— Begin Dataset content —

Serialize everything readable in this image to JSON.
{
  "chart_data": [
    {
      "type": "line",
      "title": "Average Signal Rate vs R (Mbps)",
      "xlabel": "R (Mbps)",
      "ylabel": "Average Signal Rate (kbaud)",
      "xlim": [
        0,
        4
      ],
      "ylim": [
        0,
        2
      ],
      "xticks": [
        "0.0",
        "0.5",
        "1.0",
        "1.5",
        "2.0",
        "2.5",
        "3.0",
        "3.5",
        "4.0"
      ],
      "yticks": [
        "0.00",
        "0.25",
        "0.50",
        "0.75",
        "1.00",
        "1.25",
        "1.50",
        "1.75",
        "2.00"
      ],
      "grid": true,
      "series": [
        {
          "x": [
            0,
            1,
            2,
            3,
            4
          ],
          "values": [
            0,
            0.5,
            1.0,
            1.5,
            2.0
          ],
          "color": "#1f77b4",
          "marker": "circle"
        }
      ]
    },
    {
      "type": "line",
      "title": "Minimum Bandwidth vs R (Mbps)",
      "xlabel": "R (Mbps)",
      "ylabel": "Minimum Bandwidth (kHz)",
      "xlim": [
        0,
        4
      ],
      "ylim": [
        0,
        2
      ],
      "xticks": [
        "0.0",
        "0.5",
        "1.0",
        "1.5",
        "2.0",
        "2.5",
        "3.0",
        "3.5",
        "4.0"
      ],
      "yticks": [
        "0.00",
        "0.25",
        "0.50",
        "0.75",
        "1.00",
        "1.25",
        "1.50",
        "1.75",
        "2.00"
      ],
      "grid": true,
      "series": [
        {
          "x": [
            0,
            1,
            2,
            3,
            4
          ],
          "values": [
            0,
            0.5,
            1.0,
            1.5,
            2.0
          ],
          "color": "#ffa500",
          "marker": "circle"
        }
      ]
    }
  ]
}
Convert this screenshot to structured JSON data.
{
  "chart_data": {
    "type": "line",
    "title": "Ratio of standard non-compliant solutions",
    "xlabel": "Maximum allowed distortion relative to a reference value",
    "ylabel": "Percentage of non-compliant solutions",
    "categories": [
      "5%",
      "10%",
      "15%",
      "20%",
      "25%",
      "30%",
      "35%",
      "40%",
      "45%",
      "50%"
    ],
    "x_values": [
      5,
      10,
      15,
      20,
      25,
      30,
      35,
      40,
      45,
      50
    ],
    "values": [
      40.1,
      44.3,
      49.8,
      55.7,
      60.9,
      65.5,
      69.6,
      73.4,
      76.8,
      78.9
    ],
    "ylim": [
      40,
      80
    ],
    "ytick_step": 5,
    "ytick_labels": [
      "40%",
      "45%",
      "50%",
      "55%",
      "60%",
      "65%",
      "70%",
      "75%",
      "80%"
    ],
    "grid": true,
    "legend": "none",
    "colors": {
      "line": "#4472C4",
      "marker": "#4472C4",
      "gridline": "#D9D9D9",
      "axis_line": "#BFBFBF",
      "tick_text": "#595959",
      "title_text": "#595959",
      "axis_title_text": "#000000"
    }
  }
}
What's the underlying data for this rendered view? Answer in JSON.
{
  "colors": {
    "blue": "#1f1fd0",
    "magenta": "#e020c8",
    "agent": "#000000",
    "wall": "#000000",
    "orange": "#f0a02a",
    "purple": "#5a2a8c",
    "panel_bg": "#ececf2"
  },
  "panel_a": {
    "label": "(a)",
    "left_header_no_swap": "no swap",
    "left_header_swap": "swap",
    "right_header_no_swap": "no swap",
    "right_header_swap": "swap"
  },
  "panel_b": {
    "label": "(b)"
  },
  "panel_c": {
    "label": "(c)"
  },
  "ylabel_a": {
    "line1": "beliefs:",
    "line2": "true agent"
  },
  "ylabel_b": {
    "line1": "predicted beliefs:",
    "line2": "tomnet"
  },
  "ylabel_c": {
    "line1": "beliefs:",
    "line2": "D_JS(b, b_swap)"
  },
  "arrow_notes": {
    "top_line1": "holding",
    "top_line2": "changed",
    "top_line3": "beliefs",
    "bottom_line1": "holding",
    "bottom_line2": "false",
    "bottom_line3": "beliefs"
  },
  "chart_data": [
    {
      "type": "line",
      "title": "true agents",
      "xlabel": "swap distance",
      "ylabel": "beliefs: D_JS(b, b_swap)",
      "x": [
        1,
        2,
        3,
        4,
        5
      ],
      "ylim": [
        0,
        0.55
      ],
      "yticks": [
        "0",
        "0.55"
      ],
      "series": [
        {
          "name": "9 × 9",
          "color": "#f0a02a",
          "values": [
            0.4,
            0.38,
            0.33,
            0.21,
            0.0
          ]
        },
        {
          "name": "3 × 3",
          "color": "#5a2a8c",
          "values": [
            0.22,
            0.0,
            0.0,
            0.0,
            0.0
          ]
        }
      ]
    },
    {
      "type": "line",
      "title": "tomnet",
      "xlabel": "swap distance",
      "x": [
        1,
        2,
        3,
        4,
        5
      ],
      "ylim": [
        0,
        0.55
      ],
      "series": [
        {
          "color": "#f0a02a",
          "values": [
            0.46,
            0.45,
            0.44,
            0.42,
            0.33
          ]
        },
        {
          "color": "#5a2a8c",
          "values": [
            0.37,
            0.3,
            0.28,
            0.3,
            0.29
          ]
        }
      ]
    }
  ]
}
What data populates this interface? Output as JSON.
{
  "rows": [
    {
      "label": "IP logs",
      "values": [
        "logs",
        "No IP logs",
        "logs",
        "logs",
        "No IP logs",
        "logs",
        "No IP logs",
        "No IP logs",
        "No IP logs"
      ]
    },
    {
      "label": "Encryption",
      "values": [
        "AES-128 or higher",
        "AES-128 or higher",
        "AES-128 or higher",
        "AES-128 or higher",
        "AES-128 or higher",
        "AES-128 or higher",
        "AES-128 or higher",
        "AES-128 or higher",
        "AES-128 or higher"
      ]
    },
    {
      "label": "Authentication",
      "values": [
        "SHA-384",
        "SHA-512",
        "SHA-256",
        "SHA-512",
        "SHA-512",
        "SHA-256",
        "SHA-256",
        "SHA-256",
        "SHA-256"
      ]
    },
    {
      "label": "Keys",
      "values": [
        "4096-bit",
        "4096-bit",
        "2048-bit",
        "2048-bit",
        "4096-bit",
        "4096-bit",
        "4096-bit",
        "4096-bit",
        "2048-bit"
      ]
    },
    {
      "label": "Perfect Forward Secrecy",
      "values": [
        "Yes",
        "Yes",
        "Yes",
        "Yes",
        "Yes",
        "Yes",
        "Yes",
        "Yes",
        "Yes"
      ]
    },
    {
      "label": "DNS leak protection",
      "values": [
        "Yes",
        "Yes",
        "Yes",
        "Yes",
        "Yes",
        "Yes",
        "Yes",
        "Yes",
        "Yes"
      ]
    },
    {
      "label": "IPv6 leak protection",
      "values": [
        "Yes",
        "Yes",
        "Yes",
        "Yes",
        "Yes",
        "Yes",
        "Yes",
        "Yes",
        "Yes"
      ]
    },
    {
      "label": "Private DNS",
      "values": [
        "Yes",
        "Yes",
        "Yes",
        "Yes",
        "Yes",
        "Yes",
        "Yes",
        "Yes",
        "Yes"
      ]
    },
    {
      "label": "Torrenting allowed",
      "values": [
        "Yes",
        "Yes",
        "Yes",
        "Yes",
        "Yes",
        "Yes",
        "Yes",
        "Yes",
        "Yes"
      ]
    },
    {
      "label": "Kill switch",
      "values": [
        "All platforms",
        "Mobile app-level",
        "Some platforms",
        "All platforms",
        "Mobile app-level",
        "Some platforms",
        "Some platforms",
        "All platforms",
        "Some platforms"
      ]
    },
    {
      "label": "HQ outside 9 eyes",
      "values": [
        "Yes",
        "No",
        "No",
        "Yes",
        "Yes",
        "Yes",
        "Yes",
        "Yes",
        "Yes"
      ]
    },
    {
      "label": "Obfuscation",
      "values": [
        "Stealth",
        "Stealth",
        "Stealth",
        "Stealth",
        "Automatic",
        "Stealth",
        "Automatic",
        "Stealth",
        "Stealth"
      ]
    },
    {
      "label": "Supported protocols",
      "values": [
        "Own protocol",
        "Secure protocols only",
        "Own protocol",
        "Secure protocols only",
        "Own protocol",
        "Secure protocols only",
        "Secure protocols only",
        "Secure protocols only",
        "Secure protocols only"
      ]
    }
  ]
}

— End Dataset content —

## Given problem:
Only the number is wanted: how many lines of the data contain the word "protection"?

## Finished answer:
2